_Work to be completed_
Below are some records; reproduce every one of them exactly.
>>>>>
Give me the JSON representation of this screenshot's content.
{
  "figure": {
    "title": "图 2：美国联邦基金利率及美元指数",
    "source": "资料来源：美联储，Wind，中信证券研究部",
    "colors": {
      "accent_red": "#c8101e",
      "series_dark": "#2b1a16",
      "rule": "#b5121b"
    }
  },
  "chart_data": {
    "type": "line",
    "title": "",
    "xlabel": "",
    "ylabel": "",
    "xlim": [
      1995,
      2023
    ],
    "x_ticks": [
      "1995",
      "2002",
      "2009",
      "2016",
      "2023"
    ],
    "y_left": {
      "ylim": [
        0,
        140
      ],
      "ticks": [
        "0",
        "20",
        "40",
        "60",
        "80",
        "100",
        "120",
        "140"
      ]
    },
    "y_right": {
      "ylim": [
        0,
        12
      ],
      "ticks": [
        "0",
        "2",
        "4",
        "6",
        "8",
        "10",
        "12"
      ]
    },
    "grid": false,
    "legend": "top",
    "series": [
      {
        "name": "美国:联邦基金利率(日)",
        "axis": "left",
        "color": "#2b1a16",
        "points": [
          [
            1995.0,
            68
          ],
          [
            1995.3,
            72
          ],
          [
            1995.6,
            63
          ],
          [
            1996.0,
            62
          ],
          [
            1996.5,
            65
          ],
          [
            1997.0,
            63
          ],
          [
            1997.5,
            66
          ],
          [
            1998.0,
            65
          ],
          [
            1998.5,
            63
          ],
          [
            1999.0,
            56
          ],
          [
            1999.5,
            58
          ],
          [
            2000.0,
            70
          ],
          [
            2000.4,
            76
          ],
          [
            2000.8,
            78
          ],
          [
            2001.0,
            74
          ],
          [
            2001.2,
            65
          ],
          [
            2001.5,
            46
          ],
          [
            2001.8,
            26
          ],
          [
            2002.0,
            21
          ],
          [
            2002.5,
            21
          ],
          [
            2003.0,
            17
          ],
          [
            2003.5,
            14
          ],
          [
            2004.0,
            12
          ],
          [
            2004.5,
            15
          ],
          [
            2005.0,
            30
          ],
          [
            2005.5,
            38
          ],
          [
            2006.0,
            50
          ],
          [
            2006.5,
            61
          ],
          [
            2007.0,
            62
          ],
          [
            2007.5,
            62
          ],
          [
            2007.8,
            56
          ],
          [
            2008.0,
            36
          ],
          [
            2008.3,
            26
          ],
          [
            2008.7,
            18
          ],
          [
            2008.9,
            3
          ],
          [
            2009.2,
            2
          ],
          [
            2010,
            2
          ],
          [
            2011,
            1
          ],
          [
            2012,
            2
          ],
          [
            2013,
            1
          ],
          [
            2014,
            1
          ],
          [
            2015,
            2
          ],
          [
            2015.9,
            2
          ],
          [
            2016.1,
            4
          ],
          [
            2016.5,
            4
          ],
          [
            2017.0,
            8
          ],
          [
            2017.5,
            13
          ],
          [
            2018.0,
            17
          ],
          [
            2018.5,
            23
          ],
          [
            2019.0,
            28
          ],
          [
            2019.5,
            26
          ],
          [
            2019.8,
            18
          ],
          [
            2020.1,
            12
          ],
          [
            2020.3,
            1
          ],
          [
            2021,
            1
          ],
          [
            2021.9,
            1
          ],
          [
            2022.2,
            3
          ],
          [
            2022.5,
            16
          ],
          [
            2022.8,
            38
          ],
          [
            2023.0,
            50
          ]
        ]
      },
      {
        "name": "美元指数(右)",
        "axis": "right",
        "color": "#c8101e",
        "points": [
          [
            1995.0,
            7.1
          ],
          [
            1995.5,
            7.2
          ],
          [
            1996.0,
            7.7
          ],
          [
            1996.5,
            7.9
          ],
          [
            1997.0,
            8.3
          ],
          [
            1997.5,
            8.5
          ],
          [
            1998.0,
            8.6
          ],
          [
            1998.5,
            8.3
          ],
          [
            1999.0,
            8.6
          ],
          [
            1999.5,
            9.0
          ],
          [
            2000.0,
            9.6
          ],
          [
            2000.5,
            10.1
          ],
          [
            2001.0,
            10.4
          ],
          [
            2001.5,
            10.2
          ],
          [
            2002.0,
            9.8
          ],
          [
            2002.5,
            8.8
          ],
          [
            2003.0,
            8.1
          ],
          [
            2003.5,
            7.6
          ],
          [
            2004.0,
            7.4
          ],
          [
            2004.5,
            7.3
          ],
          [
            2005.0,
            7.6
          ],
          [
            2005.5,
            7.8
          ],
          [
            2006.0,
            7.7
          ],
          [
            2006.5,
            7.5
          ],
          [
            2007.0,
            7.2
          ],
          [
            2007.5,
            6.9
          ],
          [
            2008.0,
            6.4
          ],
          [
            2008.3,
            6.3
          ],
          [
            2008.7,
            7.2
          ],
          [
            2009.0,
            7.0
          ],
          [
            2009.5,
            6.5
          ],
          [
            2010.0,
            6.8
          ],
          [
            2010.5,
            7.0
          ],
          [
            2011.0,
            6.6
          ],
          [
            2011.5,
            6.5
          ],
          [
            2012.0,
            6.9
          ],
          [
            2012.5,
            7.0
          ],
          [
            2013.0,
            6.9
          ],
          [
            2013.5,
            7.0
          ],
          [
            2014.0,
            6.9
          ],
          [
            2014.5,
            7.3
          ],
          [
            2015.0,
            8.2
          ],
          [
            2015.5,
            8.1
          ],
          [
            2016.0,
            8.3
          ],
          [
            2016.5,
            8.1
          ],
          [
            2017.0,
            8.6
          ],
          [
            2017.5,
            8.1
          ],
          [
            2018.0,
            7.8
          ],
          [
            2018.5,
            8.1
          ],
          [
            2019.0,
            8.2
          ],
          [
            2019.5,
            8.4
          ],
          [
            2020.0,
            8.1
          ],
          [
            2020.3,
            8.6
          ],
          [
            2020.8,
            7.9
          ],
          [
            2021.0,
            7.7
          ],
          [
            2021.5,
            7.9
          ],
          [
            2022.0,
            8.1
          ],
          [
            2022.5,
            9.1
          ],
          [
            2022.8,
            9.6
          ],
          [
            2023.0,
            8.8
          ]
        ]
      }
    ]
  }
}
<<<<<
_Solution_
Give me the JSON representation of this screenshot's content.
{
  "figure": {
    "title": "图 2：美国联邦基金利率及美元指数",
    "source": "资料来源：美联储，Wind，中信证券研究部",
    "colors": {
      "accent_red": "#c8101e",
      "series_dark": "#2b1a16",
      "rule": "#b5121b"
    }
  },
  "chart_data": {
    "type": "line",
    "title": "",
    "xlabel": "",
    "ylabel": "",
    "xlim": [
      1995,
      2023
    ],
    "x_ticks": [
      "1995",
      "2002",
      "2009",
      "2016",
      "2023"
    ],
    "y_left": {
      "ylim": [
        0,
        140
      ],
      "ticks": [
        "0",
        "20",
        "40",
        "60",
        "80",
        "100",
        "120",
        "140"
      ]
    },
    "y_right": {
      "ylim": [
        0,
        12
      ],
      "ticks": [
        "0",
        "2",
        "4",
        "6",
        "8",
        "10",
        "12"
      ]
    },
    "grid": false,
    "legend": "top",
    "series": [
      {
        "name": "美国:联邦基金利率(日)",
        "axis": "left",
        "color": "#2b1a16",
        "points": [
          [
            1995.0,
            68
          ],
          [
            1995.3,
            72
          ],
          [
            1995.6,
            63
          ],
          [
            1996.0,
            62
          ],
          [
            1996.5,
            65
          ],
          [
            1997.0,
            63
          ],
          [
            1997.5,
            66
          ],
          [
            1998.0,
            65
          ],
          [
            1998.5,
            63
          ],
          [
            1999.0,
            56
          ],
          [
            1999.5,
            58
          ],
          [
            2000.0,
            70
          ],
          [
            2000.4,
            76
          ],
          [
            2000.8,
            78
          ],
          [
            2001.0,
            74
          ],
          [
            2001.2,
            65
          ],
          [
            2001.5,
            46
          ],
          [
            2001.8,
            26
          ],
          [
            2002.0,
            21
          ],
          [
            2002.5,
            21
          ],
          [
            2003.0,
            17
          ],
          [
            2003.5,
            14
          ],
          [
            2004.0,
            12
          ],
          [
            2004.5,
            15
          ],
          [
            2005.0,
            30
          ],
          [
            2005.5,
            38
          ],
          [
            2006.0,
            50
          ],
          [
            2006.5,
            61
          ],
          [
            2007.0,
            62
          ],
          [
            2007.5,
            62
          ],
          [
            2007.8,
            56
          ],
          [
            2008.0,
            36
          ],
          [
            2008.3,
            26
          ],
          [
            2008.7,
            18
          ],
          [
            2008.9,
            3
          ],
          [
            2009.2,
            2
          ],
          [
            2010,
            2
          ],
          [
            2011,
            1
          ],
          [
            2012,
            2
          ],
          [
            2013,
            1
          ],
          [
            2014,
            1
          ],
          [
            2015,
            2
          ],
          [
            2015.9,
            2
          ],
          [
            2016.1,
            4
          ],
          [
            2016.5,
            4
          ],
          [
            2017.0,
            8
          ],
          [
            2017.5,
            13
          ],
          [
            2018.0,
            17
          ],
          [
            2018.5,
            23
          ],
          [
            2019.0,
            28
          ],
          [
            2019.5,
            26
          ],
          [
            2019.8,
            18
          ],
          [
            2020.1,
            12
          ],
          [
            2020.3,
            1
          ],
          [
            2021,
            1
          ],
          [
            2021.9,
            1
          ],
          [
            2022.2,
            3
          ],
          [
            2022.5,
            16
          ],
          [
            2022.8,
            38
          ],
          [
            2023.0,
            50
          ]
        ]
      },
      {
        "name": "美元指数(右)",
        "axis": "right",
        "color": "#c8101e",
        "points": [
          [
            1995.0,
            7.1
          ],
          [
            1995.5,
            7.2
          ],
          [
            1996.0,
            7.7
          ],
          [
            1996.5,
            7.9
          ],
          [
            1997.0,
            8.3
          ],
          [
            1997.5,
            8.5
          ],
          [
            1998.0,
            8.6
          ],
          [
            1998.5,
            8.3
          ],
          [
            1999.0,
            8.6
          ],
          [
            1999.5,
            9.0
          ],
          [
            2000.0,
            9.6
          ],
          [
            2000.5,
            10.1
          ],
          [
            2001.0,
            10.4
          ],
          [
            2001.5,
            10.2
          ],
          [
            2002.0,
            9.8
          ],
          [
            2002.5,
            8.8
          ],
          [
            2003.0,
            8.1
          ],
          [
            2003.5,
            7.6
          ],
          [
            2004.0,
            7.4
          ],
          [
            2004.5,
            7.3
          ],
          [
            2005.0,
            7.6
          ],
          [
            2005.5,
            7.8
          ],
          [
            2006.0,
            7.7
          ],
          [
            2006.5,
            7.5
          ],
          [
            2007.0,
            7.2
          ],
          [
            2007.5,
            6.9
          ],
          [
            2008.0,
            6.4
          ],
          [
            2008.3,
            6.3
          ],
          [
            2008.7,
            7.2
          ],
          [
            2009.0,
            7.0
          ],
          [
            2009.5,
            6.5
          ],
          [
            2010.0,
            6.8
          ],
          [
            2010.5,
            7.0
          ],
          [
            2011.0,
            6.6
          ],
          [
            2011.5,
            6.5
          ],
          [
            2012.0,
            6.9
          ],
          [
            2012.5,
            7.0
          ],
          [
            2013.0,
            6.9
          ],
          [
            2013.5,
            7.0
          ],
          [
            2014.0,
            6.9
          ],
          [
            2014.5,
            7.3
          ],
          [
            2015.0,
            8.2
          ],
          [
            2015.5,
            8.1
          ],
          [
            2016.0,
            8.3
          ],
          [
            2016.5,
            8.1
          ],
          [
            2017.0,
            8.6
          ],
          [
            2017.5,
            8.1
          ],
          [
            2018.0,
            7.8
          ],
          [
            2018.5,
            8.1
          ],
          [
            2019.0,
            8.2
          ],
          [
            2019.5,
            8.4
          ],
          [
            2020.0,
            8.1
          ],
          [
            2020.3,
            8.6
          ],
          [
            2020.8,
            7.9
          ],
          [
            2021.0,
            7.7
          ],
          [
            2021.5,
            7.9
          ],
          [
            2022.0,
            8.1
          ],
          [
            2022.5,
            9.1
          ],
          [
            2022.8,
            9.6
          ],
          [
            2023.0,
            8.8
          ]
        ]
      }
    ]
  }
}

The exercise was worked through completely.